* _Instructions to follow_:
Your task is to filter the data below down to the lines holding "connect".

>> START The records

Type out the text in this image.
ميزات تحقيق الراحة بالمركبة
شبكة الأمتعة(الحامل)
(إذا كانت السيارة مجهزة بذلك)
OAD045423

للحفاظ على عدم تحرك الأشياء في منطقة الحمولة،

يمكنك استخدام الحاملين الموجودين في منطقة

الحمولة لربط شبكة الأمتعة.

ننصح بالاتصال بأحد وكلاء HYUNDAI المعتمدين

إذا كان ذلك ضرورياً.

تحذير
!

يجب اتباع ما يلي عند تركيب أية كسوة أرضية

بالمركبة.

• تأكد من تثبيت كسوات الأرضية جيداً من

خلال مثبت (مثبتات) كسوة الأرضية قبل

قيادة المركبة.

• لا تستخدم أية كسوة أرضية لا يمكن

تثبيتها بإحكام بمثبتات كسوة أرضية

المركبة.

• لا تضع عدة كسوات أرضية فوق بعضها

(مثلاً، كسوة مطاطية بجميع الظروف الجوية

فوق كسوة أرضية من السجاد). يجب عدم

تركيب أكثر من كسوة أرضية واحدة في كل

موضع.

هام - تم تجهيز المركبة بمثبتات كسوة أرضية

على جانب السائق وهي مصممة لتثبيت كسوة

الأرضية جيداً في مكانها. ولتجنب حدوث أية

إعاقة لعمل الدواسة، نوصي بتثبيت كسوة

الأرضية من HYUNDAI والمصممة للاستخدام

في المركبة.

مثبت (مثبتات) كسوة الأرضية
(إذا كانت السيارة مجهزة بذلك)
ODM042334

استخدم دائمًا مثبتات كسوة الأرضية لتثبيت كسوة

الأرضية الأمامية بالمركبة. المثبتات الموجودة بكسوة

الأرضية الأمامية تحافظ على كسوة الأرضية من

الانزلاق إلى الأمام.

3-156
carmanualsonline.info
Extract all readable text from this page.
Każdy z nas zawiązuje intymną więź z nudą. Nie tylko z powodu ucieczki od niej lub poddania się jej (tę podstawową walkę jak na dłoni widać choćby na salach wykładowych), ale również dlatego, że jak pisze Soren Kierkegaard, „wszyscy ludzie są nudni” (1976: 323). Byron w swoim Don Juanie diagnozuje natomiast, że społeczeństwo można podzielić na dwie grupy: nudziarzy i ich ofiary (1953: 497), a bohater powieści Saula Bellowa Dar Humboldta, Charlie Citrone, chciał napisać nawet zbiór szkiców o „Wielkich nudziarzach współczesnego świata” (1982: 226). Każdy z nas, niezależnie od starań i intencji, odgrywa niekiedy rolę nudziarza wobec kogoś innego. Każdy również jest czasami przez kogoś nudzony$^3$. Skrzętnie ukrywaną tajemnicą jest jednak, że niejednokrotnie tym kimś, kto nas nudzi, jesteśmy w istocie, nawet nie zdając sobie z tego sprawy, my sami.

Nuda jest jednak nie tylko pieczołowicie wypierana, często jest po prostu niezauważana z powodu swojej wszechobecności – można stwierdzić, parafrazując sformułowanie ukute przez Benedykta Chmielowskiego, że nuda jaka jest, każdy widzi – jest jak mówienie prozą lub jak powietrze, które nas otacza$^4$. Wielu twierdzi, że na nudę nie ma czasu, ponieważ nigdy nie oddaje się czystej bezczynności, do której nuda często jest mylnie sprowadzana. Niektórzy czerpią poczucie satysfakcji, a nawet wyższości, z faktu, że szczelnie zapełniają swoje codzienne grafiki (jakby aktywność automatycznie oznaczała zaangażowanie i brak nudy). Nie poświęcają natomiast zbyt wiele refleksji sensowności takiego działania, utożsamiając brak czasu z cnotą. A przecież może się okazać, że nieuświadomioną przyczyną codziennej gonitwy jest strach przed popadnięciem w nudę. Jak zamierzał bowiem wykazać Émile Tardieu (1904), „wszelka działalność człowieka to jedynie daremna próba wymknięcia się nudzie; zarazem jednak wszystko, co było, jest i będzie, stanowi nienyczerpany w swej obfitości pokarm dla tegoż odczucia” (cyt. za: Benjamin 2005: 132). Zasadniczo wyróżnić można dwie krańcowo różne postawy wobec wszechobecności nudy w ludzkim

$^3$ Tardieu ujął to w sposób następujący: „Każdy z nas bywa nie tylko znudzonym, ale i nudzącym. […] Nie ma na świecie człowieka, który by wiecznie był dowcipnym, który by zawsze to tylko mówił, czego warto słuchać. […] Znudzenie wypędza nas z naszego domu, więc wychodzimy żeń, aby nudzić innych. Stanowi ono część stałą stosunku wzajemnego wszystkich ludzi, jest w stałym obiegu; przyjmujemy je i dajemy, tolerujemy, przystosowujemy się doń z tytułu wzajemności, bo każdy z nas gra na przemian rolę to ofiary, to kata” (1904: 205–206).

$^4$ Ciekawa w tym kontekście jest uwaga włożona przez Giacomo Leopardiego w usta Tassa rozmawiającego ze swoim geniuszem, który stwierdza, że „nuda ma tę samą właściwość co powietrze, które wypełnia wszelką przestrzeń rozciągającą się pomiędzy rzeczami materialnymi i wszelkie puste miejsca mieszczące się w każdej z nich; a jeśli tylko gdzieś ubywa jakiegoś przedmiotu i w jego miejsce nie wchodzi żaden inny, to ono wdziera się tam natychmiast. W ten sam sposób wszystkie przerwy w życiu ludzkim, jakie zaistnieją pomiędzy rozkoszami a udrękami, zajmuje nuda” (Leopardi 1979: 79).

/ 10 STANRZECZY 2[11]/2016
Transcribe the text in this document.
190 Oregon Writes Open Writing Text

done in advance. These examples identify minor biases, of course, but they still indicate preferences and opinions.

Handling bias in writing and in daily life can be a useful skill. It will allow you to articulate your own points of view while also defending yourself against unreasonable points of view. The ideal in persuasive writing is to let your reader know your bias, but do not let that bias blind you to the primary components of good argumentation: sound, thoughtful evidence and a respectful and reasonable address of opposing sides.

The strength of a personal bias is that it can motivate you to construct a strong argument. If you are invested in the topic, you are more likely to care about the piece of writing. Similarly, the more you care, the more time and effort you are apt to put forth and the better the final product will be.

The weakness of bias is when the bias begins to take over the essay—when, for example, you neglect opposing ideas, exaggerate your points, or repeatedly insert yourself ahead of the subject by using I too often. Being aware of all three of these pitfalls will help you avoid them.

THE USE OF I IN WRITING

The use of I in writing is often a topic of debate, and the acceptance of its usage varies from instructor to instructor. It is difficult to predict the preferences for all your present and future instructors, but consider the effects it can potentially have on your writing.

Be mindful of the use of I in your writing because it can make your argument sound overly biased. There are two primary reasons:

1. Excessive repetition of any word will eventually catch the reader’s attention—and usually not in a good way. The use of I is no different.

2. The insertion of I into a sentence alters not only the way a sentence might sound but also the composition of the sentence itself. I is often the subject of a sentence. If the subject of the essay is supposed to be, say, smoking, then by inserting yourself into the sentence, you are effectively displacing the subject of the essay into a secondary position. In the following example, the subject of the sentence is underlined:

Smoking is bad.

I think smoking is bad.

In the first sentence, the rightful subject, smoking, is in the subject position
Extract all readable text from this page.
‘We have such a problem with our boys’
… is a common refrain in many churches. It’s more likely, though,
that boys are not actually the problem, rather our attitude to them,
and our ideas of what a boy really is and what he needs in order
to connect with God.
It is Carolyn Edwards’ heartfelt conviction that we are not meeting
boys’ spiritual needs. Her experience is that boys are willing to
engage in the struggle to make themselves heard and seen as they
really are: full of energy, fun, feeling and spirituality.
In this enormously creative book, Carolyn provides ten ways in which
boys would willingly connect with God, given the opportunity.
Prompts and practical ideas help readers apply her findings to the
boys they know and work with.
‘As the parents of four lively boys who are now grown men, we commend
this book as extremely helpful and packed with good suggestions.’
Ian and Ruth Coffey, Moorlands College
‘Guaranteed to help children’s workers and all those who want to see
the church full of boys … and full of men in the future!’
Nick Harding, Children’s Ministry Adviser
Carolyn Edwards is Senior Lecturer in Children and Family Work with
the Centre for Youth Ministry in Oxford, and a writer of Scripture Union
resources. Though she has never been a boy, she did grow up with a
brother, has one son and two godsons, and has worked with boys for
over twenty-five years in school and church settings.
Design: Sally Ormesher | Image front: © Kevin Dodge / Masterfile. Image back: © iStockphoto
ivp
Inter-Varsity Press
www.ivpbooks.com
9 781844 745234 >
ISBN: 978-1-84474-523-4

>> END The records

* _Problem solution_:
to connect with God.
boys would willingly connect with God, given the opportunity.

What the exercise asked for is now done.